=== What the task asks ===
Reproduce the listing below with "Note Count" swapped for "Number of Notes" and everything else unchanged, omitting the pictures.

[Dataset excerpt]
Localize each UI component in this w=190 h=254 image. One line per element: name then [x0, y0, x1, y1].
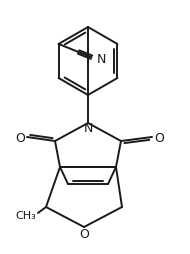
Text: O: O: [15, 131, 25, 144]
Text: N: N: [83, 121, 93, 134]
Text: O: O: [79, 228, 89, 241]
Text: CH₃: CH₃: [16, 210, 36, 220]
Text: O: O: [154, 131, 164, 144]
Text: N: N: [97, 53, 106, 66]
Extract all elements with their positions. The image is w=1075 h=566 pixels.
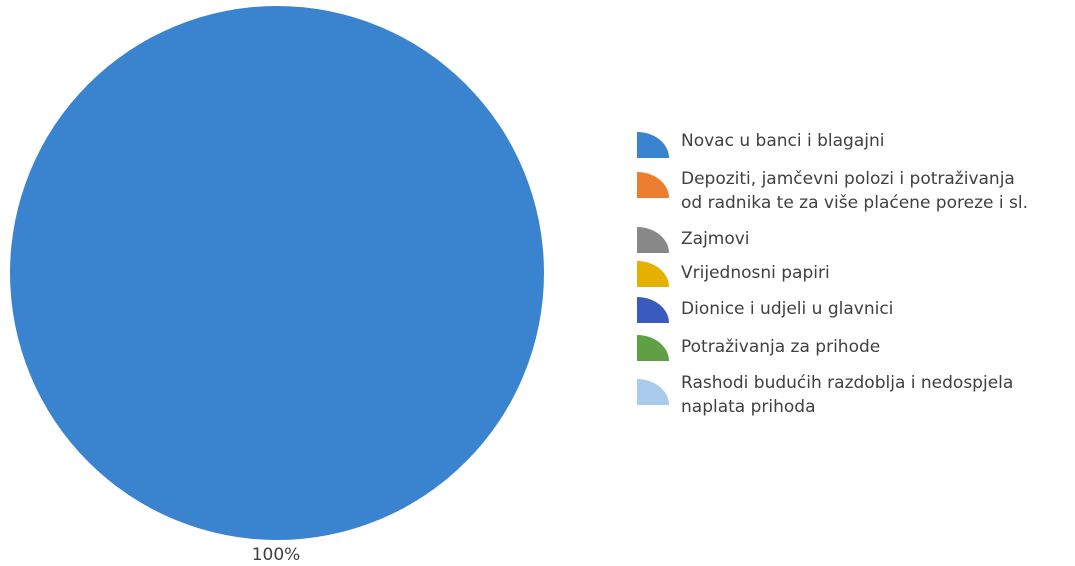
legend-label-0: Novac u banci i blagajni [681, 131, 885, 151]
legend-label-3: Vrijednosni papiri [681, 263, 830, 283]
data-label-0: 100% [252, 545, 301, 565]
legend-label-6: Rashodi budućih razdoblja i nedospjela n… [681, 373, 1014, 417]
legend-label-5: Potraživanja za prihode [681, 337, 881, 357]
pie-slice-0 [10, 6, 544, 540]
legend-marker-6 [637, 379, 669, 405]
legend-marker-2 [637, 227, 669, 253]
legend-marker-1 [637, 172, 669, 198]
legend-label-2: Zajmovi [681, 229, 750, 249]
legend-marker-5 [637, 335, 669, 361]
legend-marker-0 [637, 132, 669, 158]
legend-label-1: Depoziti, jamčevni polozi i potraživanja… [681, 169, 1028, 213]
legend-marker-4 [637, 297, 669, 323]
legend-marker-3 [637, 261, 669, 287]
pie-slices [10, 6, 544, 540]
legend-label-4: Dionice i udjeli u glavnici [681, 299, 894, 319]
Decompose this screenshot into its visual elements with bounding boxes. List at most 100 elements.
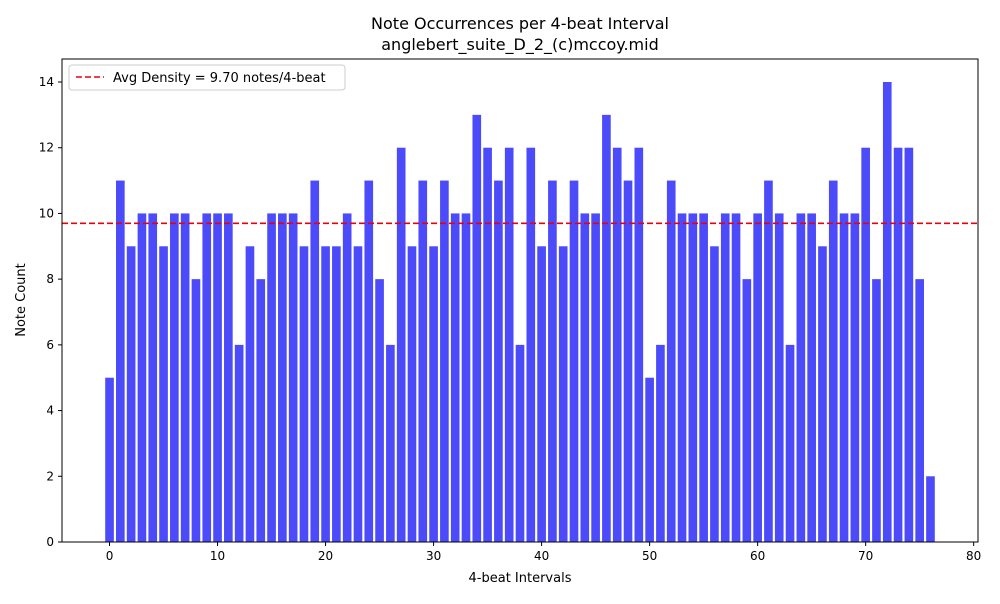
chart-title-line2: anglebert_suite_D_2_(c)mccoy.mid — [381, 35, 659, 55]
bar — [148, 213, 158, 542]
bar — [418, 180, 428, 542]
y-tick-label: 0 — [46, 535, 54, 549]
bar — [396, 147, 406, 542]
legend-box — [68, 64, 346, 91]
bar — [623, 180, 633, 542]
bar — [137, 213, 147, 542]
x-tick-label: 20 — [318, 549, 333, 563]
bar — [386, 344, 395, 542]
y-tick-label: 12 — [39, 141, 54, 155]
bar — [602, 114, 611, 543]
bar — [753, 213, 762, 542]
y-axis-label: Note Count — [14, 263, 29, 337]
bar — [666, 180, 676, 542]
bar — [407, 246, 417, 543]
bar — [450, 213, 460, 542]
bar — [818, 246, 827, 543]
bar — [764, 180, 773, 542]
bar — [548, 180, 557, 542]
bar — [677, 213, 687, 542]
x-tick-label: 50 — [642, 549, 657, 563]
y-ticks-group: 0 2 4 6 8 10 12 14 — [39, 75, 62, 549]
bar — [720, 213, 730, 542]
bar — [872, 279, 881, 542]
bar — [180, 213, 190, 542]
bar — [461, 213, 471, 542]
y-tick-label: 8 — [46, 272, 54, 286]
bar — [645, 377, 654, 542]
bar — [861, 147, 870, 542]
bar — [882, 82, 892, 542]
legend-label: Avg Density = 9.70 notes/4-beat — [113, 71, 326, 86]
bar — [569, 180, 579, 542]
legend: Avg Density = 9.70 notes/4-beat — [68, 64, 346, 91]
bar — [656, 344, 665, 542]
bar — [364, 180, 374, 542]
bar — [170, 213, 179, 542]
bar — [288, 213, 298, 542]
bar — [191, 279, 201, 542]
bar — [440, 180, 449, 542]
bar — [126, 246, 136, 543]
bar — [828, 180, 838, 542]
x-tick-label: 80 — [966, 549, 981, 563]
bar — [213, 213, 222, 542]
bar — [267, 213, 276, 542]
bar — [504, 147, 514, 542]
bar — [245, 246, 255, 543]
bar — [483, 147, 492, 542]
bar — [558, 246, 568, 543]
bar — [299, 246, 309, 543]
bar — [116, 180, 125, 542]
bar — [472, 114, 482, 543]
bar — [375, 279, 384, 542]
bar — [202, 213, 212, 542]
y-tick-label: 4 — [46, 404, 54, 418]
bar — [904, 147, 914, 542]
bar — [774, 213, 784, 542]
bar — [742, 279, 752, 542]
bar — [850, 213, 860, 542]
bar — [105, 377, 114, 542]
plot-frame — [61, 58, 979, 543]
bar — [591, 213, 600, 542]
y-tick-label: 6 — [46, 338, 54, 352]
bar — [526, 147, 536, 542]
bars-group — [105, 82, 935, 543]
y-tick-label: 2 — [46, 469, 54, 483]
bar — [321, 246, 330, 543]
bar — [310, 180, 320, 542]
bar — [612, 147, 622, 542]
x-ticks-group: 0 10 20 30 40 50 60 70 80 — [106, 542, 981, 563]
bar — [580, 213, 590, 542]
x-tick-label: 30 — [426, 549, 441, 563]
y-tick-label: 10 — [39, 206, 54, 220]
bar — [429, 246, 438, 543]
bar — [634, 147, 644, 542]
x-tick-label: 0 — [106, 549, 114, 563]
bar — [839, 213, 849, 542]
x-tick-label: 10 — [210, 549, 225, 563]
bar — [731, 213, 741, 542]
bar — [278, 213, 287, 542]
bar — [915, 279, 924, 542]
chart-title-line1: Note Occurrences per 4-beat Interval — [371, 14, 669, 33]
y-tick-label: 14 — [39, 75, 54, 89]
bar — [256, 279, 266, 542]
bar — [234, 344, 244, 542]
x-tick-label: 60 — [750, 549, 765, 563]
x-axis-label: 4-beat Intervals — [469, 571, 572, 586]
bar — [224, 213, 233, 542]
bar — [494, 180, 503, 542]
bar — [353, 246, 363, 543]
bar — [699, 213, 708, 542]
bar — [893, 147, 903, 542]
x-tick-label: 40 — [534, 549, 549, 563]
bar — [537, 246, 546, 543]
bar — [785, 344, 795, 542]
bar — [807, 213, 816, 542]
bar — [342, 213, 352, 542]
x-tick-label: 70 — [858, 549, 873, 563]
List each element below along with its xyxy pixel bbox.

=== Written solution ===
Localize each UI component in this w=190 h=254 image. One line per element: name then [x0, y0, x1, y1].
Text: O: O: [15, 131, 25, 144]
Text: N: N: [83, 121, 93, 134]
Text: O: O: [79, 228, 89, 241]
Text: CH₃: CH₃: [16, 210, 36, 220]
Text: O: O: [154, 131, 164, 144]
Text: N: N: [97, 53, 106, 66]
Extract all elements with their positions. The image is w=1075 h=566 pixels.
legend-label-0: Novac u banci i blagajni [681, 131, 885, 151]
legend-label-3: Vrijednosni papiri [681, 263, 830, 283]
data-label-0: 100% [252, 545, 301, 565]
legend-label-6: Rashodi budućih razdoblja i nedospjela n… [681, 373, 1014, 417]
legend-label-5: Potraživanja za prihode [681, 337, 881, 357]
pie-slice-0 [10, 6, 544, 540]
legend-marker-6 [637, 379, 669, 405]
legend-marker-2 [637, 227, 669, 253]
legend-marker-1 [637, 172, 669, 198]
legend-label-2: Zajmovi [681, 229, 750, 249]
legend-marker-5 [637, 335, 669, 361]
legend-marker-0 [637, 132, 669, 158]
legend-label-1: Depoziti, jamčevni polozi i potraživanja… [681, 169, 1028, 213]
legend-marker-4 [637, 297, 669, 323]
legend-marker-3 [637, 261, 669, 287]
pie-slices [10, 6, 544, 540]
legend-label-4: Dionice i udjeli u glavnici [681, 299, 894, 319]
Decompose this screenshot into its visual elements with bounding boxes. List at most 100 elements.
chart-title-line2: anglebert_suite_D_2_(c)mccoy.mid — [381, 35, 659, 55]
bar — [148, 213, 158, 542]
bar — [418, 180, 428, 542]
y-tick-label: 0 — [46, 535, 54, 549]
bar — [396, 147, 406, 542]
legend-box — [68, 64, 346, 91]
bar — [623, 180, 633, 542]
bar — [137, 213, 147, 542]
x-tick-label: 20 — [318, 549, 333, 563]
bar — [386, 344, 395, 542]
y-tick-label: 12 — [39, 141, 54, 155]
bar — [602, 114, 611, 543]
bar — [753, 213, 762, 542]
y-axis-label: Number of Notes — [14, 263, 29, 337]
bar — [666, 180, 676, 542]
bar — [407, 246, 417, 543]
bar — [450, 213, 460, 542]
bar — [818, 246, 827, 543]
bar — [764, 180, 773, 542]
bar — [548, 180, 557, 542]
bar — [677, 213, 687, 542]
x-tick-label: 50 — [642, 549, 657, 563]
y-ticks-group: 0 2 4 6 8 10 12 14 — [39, 75, 62, 549]
bar — [720, 213, 730, 542]
bar — [872, 279, 881, 542]
bar — [180, 213, 190, 542]
bar — [461, 213, 471, 542]
y-tick-label: 8 — [46, 272, 54, 286]
bar — [645, 377, 654, 542]
bar — [861, 147, 870, 542]
bar — [882, 82, 892, 542]
legend-label: Avg Density = 9.70 notes/4-beat — [113, 71, 326, 86]
bar — [569, 180, 579, 542]
legend: Avg Density = 9.70 notes/4-beat — [68, 64, 346, 91]
bar — [656, 344, 665, 542]
bar — [364, 180, 374, 542]
bar — [170, 213, 179, 542]
bar — [288, 213, 298, 542]
bar — [191, 279, 201, 542]
bar — [440, 180, 449, 542]
bar — [126, 246, 136, 543]
bar — [828, 180, 838, 542]
x-tick-label: 80 — [966, 549, 981, 563]
bar — [213, 213, 222, 542]
bar — [267, 213, 276, 542]
bar — [504, 147, 514, 542]
bar — [245, 246, 255, 543]
bar — [483, 147, 492, 542]
bar — [558, 246, 568, 543]
bar — [299, 246, 309, 543]
bar — [116, 180, 125, 542]
bar — [472, 114, 482, 543]
bar — [375, 279, 384, 542]
bar — [202, 213, 212, 542]
y-tick-label: 4 — [46, 404, 54, 418]
bar — [904, 147, 914, 542]
bar — [774, 213, 784, 542]
bar — [742, 279, 752, 542]
bar — [850, 213, 860, 542]
bar — [105, 377, 114, 542]
plot-frame — [61, 58, 979, 543]
bar — [591, 213, 600, 542]
y-tick-label: 6 — [46, 338, 54, 352]
bar — [526, 147, 536, 542]
bars-group — [105, 82, 935, 543]
y-tick-label: 2 — [46, 469, 54, 483]
bar — [321, 246, 330, 543]
bar — [310, 180, 320, 542]
bar — [612, 147, 622, 542]
x-ticks-group: 0 10 20 30 40 50 60 70 80 — [106, 542, 981, 563]
bar — [580, 213, 590, 542]
x-tick-label: 30 — [426, 549, 441, 563]
y-tick-label: 10 — [39, 206, 54, 220]
bar — [429, 246, 438, 543]
bar — [634, 147, 644, 542]
x-tick-label: 0 — [106, 549, 114, 563]
bar — [839, 213, 849, 542]
x-tick-label: 10 — [210, 549, 225, 563]
bar — [731, 213, 741, 542]
bar — [278, 213, 287, 542]
bar — [915, 279, 924, 542]
chart-title-line1: Note Occurrences per 4-beat Interval — [371, 14, 669, 33]
y-tick-label: 14 — [39, 75, 54, 89]
bar — [256, 279, 266, 542]
bar — [234, 344, 244, 542]
x-tick-label: 60 — [750, 549, 765, 563]
x-axis-label: 4-beat Intervals — [469, 571, 572, 586]
bar — [224, 213, 233, 542]
bar — [494, 180, 503, 542]
bar — [353, 246, 363, 543]
bar — [699, 213, 708, 542]
bar — [893, 147, 903, 542]
x-tick-label: 40 — [534, 549, 549, 563]
bar — [537, 246, 546, 543]
bar — [785, 344, 795, 542]
bar — [807, 213, 816, 542]
bar — [342, 213, 352, 542]
x-tick-label: 70 — [858, 549, 873, 563]
List each element below along with its xyxy pixel bbox.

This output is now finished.